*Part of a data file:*
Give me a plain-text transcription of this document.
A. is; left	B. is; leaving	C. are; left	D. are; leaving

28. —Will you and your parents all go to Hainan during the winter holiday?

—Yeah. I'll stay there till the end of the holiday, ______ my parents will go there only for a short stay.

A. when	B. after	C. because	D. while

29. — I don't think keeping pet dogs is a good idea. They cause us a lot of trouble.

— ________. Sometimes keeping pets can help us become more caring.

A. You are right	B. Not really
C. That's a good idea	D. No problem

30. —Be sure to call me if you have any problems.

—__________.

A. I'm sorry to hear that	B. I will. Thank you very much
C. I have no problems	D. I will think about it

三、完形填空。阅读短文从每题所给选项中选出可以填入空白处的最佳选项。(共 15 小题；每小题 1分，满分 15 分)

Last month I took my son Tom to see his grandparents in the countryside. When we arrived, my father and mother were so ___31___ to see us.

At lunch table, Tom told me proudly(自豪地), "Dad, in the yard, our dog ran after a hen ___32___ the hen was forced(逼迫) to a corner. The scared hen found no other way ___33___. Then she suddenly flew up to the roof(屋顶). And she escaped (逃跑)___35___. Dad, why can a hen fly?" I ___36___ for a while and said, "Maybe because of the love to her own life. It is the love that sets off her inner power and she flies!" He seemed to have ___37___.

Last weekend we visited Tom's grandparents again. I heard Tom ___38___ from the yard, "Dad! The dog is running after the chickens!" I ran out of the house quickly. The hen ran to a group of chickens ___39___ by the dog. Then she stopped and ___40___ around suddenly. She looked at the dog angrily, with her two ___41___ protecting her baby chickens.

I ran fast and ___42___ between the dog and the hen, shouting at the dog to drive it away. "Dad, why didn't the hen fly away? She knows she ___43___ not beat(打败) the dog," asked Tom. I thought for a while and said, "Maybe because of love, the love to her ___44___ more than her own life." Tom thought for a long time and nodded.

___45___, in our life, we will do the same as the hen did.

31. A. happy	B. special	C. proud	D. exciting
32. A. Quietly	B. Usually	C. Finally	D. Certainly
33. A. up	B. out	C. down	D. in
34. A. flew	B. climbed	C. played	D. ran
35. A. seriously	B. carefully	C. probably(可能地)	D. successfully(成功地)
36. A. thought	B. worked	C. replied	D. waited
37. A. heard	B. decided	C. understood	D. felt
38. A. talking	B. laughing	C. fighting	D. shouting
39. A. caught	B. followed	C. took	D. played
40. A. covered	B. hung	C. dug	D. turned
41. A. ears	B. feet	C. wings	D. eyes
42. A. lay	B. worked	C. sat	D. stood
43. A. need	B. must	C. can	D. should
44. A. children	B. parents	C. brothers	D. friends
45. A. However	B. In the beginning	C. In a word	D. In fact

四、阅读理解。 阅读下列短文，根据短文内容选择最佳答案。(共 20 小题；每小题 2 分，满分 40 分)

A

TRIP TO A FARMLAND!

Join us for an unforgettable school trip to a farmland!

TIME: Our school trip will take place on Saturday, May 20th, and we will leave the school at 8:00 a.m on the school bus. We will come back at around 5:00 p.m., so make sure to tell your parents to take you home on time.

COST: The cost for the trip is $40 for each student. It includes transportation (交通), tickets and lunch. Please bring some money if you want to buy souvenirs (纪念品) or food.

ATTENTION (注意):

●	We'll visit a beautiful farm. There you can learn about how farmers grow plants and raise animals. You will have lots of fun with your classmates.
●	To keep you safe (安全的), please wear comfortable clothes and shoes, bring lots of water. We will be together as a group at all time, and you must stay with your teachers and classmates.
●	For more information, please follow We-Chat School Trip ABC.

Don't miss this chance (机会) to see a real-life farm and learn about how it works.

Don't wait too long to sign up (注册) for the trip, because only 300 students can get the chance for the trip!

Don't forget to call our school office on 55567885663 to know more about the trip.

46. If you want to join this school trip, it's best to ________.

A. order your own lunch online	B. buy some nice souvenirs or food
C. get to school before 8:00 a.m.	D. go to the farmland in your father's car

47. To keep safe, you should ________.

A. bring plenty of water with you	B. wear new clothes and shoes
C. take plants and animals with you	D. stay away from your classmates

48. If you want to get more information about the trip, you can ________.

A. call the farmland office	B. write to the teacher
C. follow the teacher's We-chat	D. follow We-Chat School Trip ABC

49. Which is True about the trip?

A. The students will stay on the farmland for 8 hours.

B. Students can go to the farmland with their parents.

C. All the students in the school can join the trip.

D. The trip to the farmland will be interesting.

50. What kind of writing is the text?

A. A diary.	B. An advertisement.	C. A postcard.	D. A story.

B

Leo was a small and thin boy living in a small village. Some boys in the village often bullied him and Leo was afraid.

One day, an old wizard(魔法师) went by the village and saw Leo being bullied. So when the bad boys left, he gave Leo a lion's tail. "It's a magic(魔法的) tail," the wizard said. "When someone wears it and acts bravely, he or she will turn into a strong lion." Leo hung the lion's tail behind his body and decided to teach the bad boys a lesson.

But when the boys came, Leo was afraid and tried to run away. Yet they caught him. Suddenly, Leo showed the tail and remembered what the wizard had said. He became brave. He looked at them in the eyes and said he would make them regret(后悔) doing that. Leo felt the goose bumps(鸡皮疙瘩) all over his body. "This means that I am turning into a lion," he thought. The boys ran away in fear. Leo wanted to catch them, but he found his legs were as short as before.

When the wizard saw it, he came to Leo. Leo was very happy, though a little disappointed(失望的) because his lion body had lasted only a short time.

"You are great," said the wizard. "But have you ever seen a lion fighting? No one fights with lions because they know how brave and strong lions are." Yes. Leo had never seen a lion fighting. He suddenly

*Exercise prompt:*
Locate the string "good" in the listing above and copy every line where it occurs.

*Right answer:*
29. — I don't think keeping pet dogs is a good idea. They cause us a lot of trouble.
C. That's a good idea	D. No problem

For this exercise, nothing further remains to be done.